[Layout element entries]
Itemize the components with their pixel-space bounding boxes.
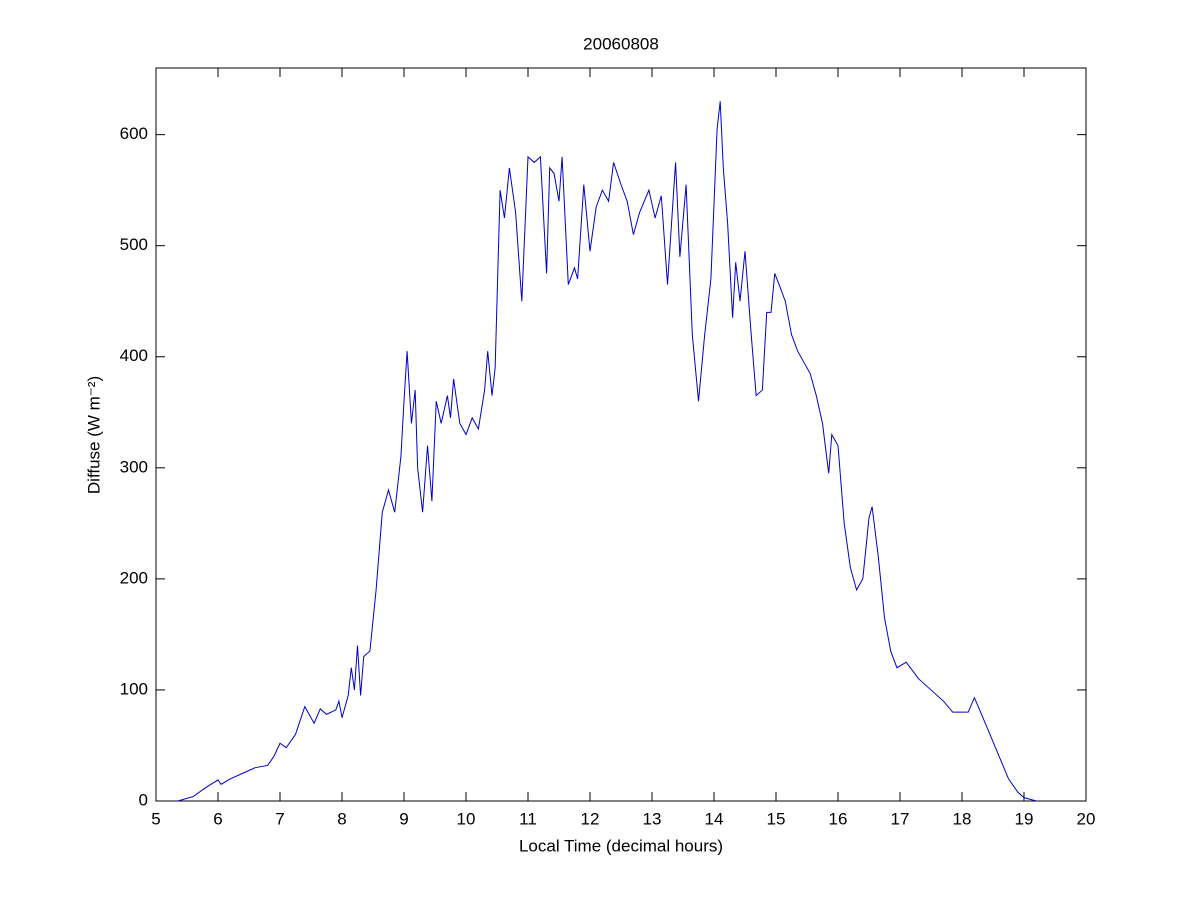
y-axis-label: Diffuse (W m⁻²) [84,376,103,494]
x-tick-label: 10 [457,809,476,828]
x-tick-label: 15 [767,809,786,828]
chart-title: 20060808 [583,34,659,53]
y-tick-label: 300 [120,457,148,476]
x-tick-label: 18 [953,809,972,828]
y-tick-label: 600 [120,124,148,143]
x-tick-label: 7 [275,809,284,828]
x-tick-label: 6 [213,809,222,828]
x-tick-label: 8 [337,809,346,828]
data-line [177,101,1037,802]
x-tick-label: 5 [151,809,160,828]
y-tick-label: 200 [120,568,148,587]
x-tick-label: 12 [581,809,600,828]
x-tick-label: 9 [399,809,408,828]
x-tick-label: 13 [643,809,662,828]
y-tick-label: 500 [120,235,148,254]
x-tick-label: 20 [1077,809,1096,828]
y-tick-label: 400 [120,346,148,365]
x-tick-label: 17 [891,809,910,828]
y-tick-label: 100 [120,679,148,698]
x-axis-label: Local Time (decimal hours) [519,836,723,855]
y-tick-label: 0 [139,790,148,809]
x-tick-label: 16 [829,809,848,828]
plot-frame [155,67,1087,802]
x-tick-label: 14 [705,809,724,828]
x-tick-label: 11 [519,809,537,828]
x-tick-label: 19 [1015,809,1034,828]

### What to work on
Convert the lines starting with the one containing "y-axis-label: Diffuse (W" and ending with the one containing "x-tick-label: 20 [1077,809,1096,828]", both included, into a Markdown table. Use the columns Row and Entry, and skip any blank lines.

### Result of this exercise
| Row | Entry |
|---|---|
| 1 | y-axis-label: Diffuse (W m⁻²) [84,376,103,494] |
| 2 | x-tick-label: 10 [457,809,476,828] |
| 3 | x-tick-label: 15 [767,809,786,828] |
| 4 | chart-title: 20060808 [583,34,659,53] |
| 5 | y-tick-label: 300 [120,457,148,476] |
| 6 | x-tick-label: 18 [953,809,972,828] |
| 7 | y-tick-label: 600 [120,124,148,143] |
| 8 | x-tick-label: 7 [275,809,284,828] |
| 9 | x-tick-label: 6 [213,809,222,828] |
| 10 | x-tick-label: 8 [337,809,346,828] |
| 11 | data-line [177,101,1037,802] |
| 12 | x-tick-label: 5 [151,809,160,828] |
| 13 | y-tick-label: 200 [120,568,148,587] |
| 14 | x-tick-label: 12 [581,809,600,828] |
| 15 | x-tick-label: 9 [399,809,408,828] |
| 16 | x-tick-label: 13 [643,809,662,828] |
| 17 | y-tick-label: 500 [120,235,148,254] |
| 18 | x-tick-label: 20 [1077,809,1096,828] |